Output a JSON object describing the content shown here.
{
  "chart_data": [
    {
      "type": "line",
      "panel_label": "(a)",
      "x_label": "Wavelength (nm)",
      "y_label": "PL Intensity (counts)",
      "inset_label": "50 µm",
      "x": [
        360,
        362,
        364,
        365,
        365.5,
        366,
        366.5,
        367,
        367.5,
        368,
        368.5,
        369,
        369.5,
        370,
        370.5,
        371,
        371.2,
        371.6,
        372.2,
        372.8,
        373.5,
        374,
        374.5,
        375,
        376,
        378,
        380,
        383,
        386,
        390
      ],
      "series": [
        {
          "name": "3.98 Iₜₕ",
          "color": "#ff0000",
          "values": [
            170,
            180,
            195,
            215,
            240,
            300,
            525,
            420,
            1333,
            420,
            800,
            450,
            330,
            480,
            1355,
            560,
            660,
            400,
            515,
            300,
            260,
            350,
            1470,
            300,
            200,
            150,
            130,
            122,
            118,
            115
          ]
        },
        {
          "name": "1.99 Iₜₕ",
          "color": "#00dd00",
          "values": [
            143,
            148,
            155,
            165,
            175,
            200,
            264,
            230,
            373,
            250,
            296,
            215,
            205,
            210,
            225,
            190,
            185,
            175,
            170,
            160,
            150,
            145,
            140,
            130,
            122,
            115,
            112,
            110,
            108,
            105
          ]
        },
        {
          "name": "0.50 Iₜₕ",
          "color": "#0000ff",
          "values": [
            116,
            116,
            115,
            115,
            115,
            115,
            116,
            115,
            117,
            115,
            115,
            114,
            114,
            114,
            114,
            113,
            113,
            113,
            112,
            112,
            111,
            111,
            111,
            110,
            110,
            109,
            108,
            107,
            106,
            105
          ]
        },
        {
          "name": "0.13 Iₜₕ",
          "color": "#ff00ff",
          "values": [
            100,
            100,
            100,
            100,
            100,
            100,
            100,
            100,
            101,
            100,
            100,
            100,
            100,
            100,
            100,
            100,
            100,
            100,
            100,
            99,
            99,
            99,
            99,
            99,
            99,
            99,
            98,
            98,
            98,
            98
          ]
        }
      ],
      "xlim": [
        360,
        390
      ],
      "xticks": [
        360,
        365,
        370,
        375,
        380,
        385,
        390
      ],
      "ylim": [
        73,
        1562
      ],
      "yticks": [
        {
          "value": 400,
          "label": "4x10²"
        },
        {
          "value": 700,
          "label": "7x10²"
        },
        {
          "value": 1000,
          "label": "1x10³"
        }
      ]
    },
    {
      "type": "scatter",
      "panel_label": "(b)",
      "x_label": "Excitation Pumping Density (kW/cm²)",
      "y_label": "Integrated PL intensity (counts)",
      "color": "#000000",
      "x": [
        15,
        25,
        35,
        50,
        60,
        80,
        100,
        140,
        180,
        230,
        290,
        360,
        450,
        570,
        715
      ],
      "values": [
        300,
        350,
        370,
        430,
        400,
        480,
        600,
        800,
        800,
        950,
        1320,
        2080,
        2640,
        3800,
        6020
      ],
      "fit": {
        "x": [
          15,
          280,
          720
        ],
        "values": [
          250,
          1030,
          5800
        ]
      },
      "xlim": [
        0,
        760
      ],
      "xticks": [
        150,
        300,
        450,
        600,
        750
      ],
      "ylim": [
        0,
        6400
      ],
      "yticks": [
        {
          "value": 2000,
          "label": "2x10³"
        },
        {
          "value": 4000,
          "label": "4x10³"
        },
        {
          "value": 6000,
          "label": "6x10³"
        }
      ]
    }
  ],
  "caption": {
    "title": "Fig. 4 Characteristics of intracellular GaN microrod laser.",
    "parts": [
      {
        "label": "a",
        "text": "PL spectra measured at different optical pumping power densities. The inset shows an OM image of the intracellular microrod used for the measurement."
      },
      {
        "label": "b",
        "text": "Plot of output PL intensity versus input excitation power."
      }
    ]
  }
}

________________

Work instructions: Using the records above, copy each line that contains "microrod".

Written solution:
    "title": "Fig. 4 Characteristics of intracellular GaN microrod laser.",
        "text": "PL spectra measured at different optical pumping power densities. The inset shows an OM image of the intracellular microrod used for the measurement."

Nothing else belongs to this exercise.